▶ _Extracts from a graphics dataset_

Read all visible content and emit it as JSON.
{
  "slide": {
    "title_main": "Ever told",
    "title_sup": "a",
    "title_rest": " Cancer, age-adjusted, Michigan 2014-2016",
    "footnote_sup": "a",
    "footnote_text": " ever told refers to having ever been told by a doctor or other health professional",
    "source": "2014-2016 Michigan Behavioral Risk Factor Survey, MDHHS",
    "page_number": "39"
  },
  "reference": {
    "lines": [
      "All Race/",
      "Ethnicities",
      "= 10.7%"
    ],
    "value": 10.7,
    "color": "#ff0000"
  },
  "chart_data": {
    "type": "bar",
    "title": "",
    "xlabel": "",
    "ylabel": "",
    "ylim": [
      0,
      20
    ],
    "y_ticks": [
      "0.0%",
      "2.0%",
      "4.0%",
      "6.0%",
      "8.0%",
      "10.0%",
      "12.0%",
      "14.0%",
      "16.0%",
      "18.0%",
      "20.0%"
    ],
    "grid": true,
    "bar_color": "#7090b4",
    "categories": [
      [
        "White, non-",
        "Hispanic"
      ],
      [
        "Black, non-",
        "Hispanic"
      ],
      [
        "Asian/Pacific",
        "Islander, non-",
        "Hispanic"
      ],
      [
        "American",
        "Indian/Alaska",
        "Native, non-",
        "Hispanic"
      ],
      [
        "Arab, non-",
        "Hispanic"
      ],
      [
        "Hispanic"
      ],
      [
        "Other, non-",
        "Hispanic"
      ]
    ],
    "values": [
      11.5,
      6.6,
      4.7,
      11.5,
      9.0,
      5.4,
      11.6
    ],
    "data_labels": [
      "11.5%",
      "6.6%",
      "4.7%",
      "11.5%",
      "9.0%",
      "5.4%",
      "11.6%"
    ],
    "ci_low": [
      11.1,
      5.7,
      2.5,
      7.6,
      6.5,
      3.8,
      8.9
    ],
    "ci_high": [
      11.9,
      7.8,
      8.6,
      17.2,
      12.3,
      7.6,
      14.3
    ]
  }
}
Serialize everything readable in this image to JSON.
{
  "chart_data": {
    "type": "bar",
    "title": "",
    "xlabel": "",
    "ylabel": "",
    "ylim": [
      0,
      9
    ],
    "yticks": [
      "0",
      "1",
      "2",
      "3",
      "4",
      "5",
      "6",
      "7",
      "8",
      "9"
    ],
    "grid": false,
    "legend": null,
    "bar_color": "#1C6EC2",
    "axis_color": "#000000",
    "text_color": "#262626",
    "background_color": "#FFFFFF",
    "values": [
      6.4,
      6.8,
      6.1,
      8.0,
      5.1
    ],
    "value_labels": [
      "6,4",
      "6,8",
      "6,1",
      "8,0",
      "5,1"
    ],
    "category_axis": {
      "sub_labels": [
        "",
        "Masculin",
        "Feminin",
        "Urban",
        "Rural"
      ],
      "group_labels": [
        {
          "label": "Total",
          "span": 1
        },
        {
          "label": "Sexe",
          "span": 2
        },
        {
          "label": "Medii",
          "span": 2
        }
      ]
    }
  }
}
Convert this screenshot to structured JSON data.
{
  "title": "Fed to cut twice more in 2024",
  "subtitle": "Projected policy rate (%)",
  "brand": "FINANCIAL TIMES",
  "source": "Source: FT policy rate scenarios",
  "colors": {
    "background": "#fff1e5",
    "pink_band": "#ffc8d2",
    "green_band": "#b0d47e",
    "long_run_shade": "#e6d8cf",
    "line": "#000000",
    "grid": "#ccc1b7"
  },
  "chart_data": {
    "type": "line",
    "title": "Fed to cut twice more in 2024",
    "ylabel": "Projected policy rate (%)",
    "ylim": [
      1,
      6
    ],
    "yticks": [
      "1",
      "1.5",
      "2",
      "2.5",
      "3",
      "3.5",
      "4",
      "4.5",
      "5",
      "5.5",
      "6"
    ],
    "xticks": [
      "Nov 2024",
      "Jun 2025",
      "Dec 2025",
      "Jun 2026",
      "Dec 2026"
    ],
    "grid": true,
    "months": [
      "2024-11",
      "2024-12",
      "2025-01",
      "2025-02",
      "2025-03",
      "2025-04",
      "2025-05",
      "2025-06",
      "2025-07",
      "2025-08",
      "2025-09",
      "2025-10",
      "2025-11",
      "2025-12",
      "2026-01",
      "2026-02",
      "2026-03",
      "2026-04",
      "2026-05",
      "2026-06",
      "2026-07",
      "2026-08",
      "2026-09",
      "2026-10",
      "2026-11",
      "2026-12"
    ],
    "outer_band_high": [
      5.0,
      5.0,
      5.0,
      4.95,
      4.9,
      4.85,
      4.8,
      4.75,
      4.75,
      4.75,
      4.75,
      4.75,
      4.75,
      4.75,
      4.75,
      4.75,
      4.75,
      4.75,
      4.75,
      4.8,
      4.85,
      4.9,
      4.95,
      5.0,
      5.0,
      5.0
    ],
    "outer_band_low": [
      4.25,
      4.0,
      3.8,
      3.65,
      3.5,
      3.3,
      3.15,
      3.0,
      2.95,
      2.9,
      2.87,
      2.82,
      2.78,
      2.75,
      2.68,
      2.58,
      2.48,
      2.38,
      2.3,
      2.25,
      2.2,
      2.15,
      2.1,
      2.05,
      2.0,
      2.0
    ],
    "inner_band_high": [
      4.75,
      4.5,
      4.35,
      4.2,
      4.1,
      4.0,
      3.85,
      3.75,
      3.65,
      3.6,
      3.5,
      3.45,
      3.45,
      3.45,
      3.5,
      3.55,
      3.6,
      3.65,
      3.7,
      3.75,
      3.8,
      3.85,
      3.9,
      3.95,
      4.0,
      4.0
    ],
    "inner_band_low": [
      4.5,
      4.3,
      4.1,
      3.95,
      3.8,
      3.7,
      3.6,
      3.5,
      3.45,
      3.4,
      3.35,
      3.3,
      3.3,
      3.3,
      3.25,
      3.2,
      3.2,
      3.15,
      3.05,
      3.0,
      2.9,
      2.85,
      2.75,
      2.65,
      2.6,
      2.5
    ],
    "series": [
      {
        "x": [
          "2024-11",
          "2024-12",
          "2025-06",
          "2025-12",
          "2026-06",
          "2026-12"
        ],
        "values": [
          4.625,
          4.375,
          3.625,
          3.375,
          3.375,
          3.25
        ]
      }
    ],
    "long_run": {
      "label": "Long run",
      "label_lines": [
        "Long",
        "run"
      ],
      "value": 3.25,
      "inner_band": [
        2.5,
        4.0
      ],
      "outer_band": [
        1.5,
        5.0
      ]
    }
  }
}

▶ _What is expected_
Nothing should be left out: repeat all of the data exactly.

▶ _Task solution_
Read all visible content and emit it as JSON.
{
  "slide": {
    "title_main": "Ever told",
    "title_sup": "a",
    "title_rest": " Cancer, age-adjusted, Michigan 2014-2016",
    "footnote_sup": "a",
    "footnote_text": " ever told refers to having ever been told by a doctor or other health professional",
    "source": "2014-2016 Michigan Behavioral Risk Factor Survey, MDHHS",
    "page_number": "39"
  },
  "reference": {
    "lines": [
      "All Race/",
      "Ethnicities",
      "= 10.7%"
    ],
    "value": 10.7,
    "color": "#ff0000"
  },
  "chart_data": {
    "type": "bar",
    "title": "",
    "xlabel": "",
    "ylabel": "",
    "ylim": [
      0,
      20
    ],
    "y_ticks": [
      "0.0%",
      "2.0%",
      "4.0%",
      "6.0%",
      "8.0%",
      "10.0%",
      "12.0%",
      "14.0%",
      "16.0%",
      "18.0%",
      "20.0%"
    ],
    "grid": true,
    "bar_color": "#7090b4",
    "categories": [
      [
        "White, non-",
        "Hispanic"
      ],
      [
        "Black, non-",
        "Hispanic"
      ],
      [
        "Asian/Pacific",
        "Islander, non-",
        "Hispanic"
      ],
      [
        "American",
        "Indian/Alaska",
        "Native, non-",
        "Hispanic"
      ],
      [
        "Arab, non-",
        "Hispanic"
      ],
      [
        "Hispanic"
      ],
      [
        "Other, non-",
        "Hispanic"
      ]
    ],
    "values": [
      11.5,
      6.6,
      4.7,
      11.5,
      9.0,
      5.4,
      11.6
    ],
    "data_labels": [
      "11.5%",
      "6.6%",
      "4.7%",
      "11.5%",
      "9.0%",
      "5.4%",
      "11.6%"
    ],
    "ci_low": [
      11.1,
      5.7,
      2.5,
      7.6,
      6.5,
      3.8,
      8.9
    ],
    "ci_high": [
      11.9,
      7.8,
      8.6,
      17.2,
      12.3,
      7.6,
      14.3
    ]
  }
}
Serialize everything readable in this image to JSON.
{
  "chart_data": {
    "type": "bar",
    "title": "",
    "xlabel": "",
    "ylabel": "",
    "ylim": [
      0,
      9
    ],
    "yticks": [
      "0",
      "1",
      "2",
      "3",
      "4",
      "5",
      "6",
      "7",
      "8",
      "9"
    ],
    "grid": false,
    "legend": null,
    "bar_color": "#1C6EC2",
    "axis_color": "#000000",
    "text_color": "#262626",
    "background_color": "#FFFFFF",
    "values": [
      6.4,
      6.8,
      6.1,
      8.0,
      5.1
    ],
    "value_labels": [
      "6,4",
      "6,8",
      "6,1",
      "8,0",
      "5,1"
    ],
    "category_axis": {
      "sub_labels": [
        "",
        "Masculin",
        "Feminin",
        "Urban",
        "Rural"
      ],
      "group_labels": [
        {
          "label": "Total",
          "span": 1
        },
        {
          "label": "Sexe",
          "span": 2
        },
        {
          "label": "Medii",
          "span": 2
        }
      ]
    }
  }
}
Convert this screenshot to structured JSON data.
{
  "title": "Fed to cut twice more in 2024",
  "subtitle": "Projected policy rate (%)",
  "brand": "FINANCIAL TIMES",
  "source": "Source: FT policy rate scenarios",
  "colors": {
    "background": "#fff1e5",
    "pink_band": "#ffc8d2",
    "green_band": "#b0d47e",
    "long_run_shade": "#e6d8cf",
    "line": "#000000",
    "grid": "#ccc1b7"
  },
  "chart_data": {
    "type": "line",
    "title": "Fed to cut twice more in 2024",
    "ylabel": "Projected policy rate (%)",
    "ylim": [
      1,
      6
    ],
    "yticks": [
      "1",
      "1.5",
      "2",
      "2.5",
      "3",
      "3.5",
      "4",
      "4.5",
      "5",
      "5.5",
      "6"
    ],
    "xticks": [
      "Nov 2024",
      "Jun 2025",
      "Dec 2025",
      "Jun 2026",
      "Dec 2026"
    ],
    "grid": true,
    "months": [
      "2024-11",
      "2024-12",
      "2025-01",
      "2025-02",
      "2025-03",
      "2025-04",
      "2025-05",
      "2025-06",
      "2025-07",
      "2025-08",
      "2025-09",
      "2025-10",
      "2025-11",
      "2025-12",
      "2026-01",
      "2026-02",
      "2026-03",
      "2026-04",
      "2026-05",
      "2026-06",
      "2026-07",
      "2026-08",
      "2026-09",
      "2026-10",
      "2026-11",
      "2026-12"
    ],
    "outer_band_high": [
      5.0,
      5.0,
      5.0,
      4.95,
      4.9,
      4.85,
      4.8,
      4.75,
      4.75,
      4.75,
      4.75,
      4.75,
      4.75,
      4.75,
      4.75,
      4.75,
      4.75,
      4.75,
      4.75,
      4.8,
      4.85,
      4.9,
      4.95,
      5.0,
      5.0,
      5.0
    ],
    "outer_band_low": [
      4.25,
      4.0,
      3.8,
      3.65,
      3.5,
      3.3,
      3.15,
      3.0,
      2.95,
      2.9,
      2.87,
      2.82,
      2.78,
      2.75,
      2.68,
      2.58,
      2.48,
      2.38,
      2.3,
      2.25,
      2.2,
      2.15,
      2.1,
      2.05,
      2.0,
      2.0
    ],
    "inner_band_high": [
      4.75,
      4.5,
      4.35,
      4.2,
      4.1,
      4.0,
      3.85,
      3.75,
      3.65,
      3.6,
      3.5,
      3.45,
      3.45,
      3.45,
      3.5,
      3.55,
      3.6,
      3.65,
      3.7,
      3.75,
      3.8,
      3.85,
      3.9,
      3.95,
      4.0,
      4.0
    ],
    "inner_band_low": [
      4.5,
      4.3,
      4.1,
      3.95,
      3.8,
      3.7,
      3.6,
      3.5,
      3.45,
      3.4,
      3.35,
      3.3,
      3.3,
      3.3,
      3.25,
      3.2,
      3.2,
      3.15,
      3.05,
      3.0,
      2.9,
      2.85,
      2.75,
      2.65,
      2.6,
      2.5
    ],
    "series": [
      {
        "x": [
          "2024-11",
          "2024-12",
          "2025-06",
          "2025-12",
          "2026-06",
          "2026-12"
        ],
        "values": [
          4.625,
          4.375,
          3.625,
          3.375,
          3.375,
          3.25
        ]
      }
    ],
    "long_run": {
      "label": "Long run",
      "label_lines": [
        "Long",
        "run"
      ],
      "value": 3.25,
      "inner_band": [
        2.5,
        4.0
      ],
      "outer_band": [
        1.5,
        5.0
      ]
    }
  }
}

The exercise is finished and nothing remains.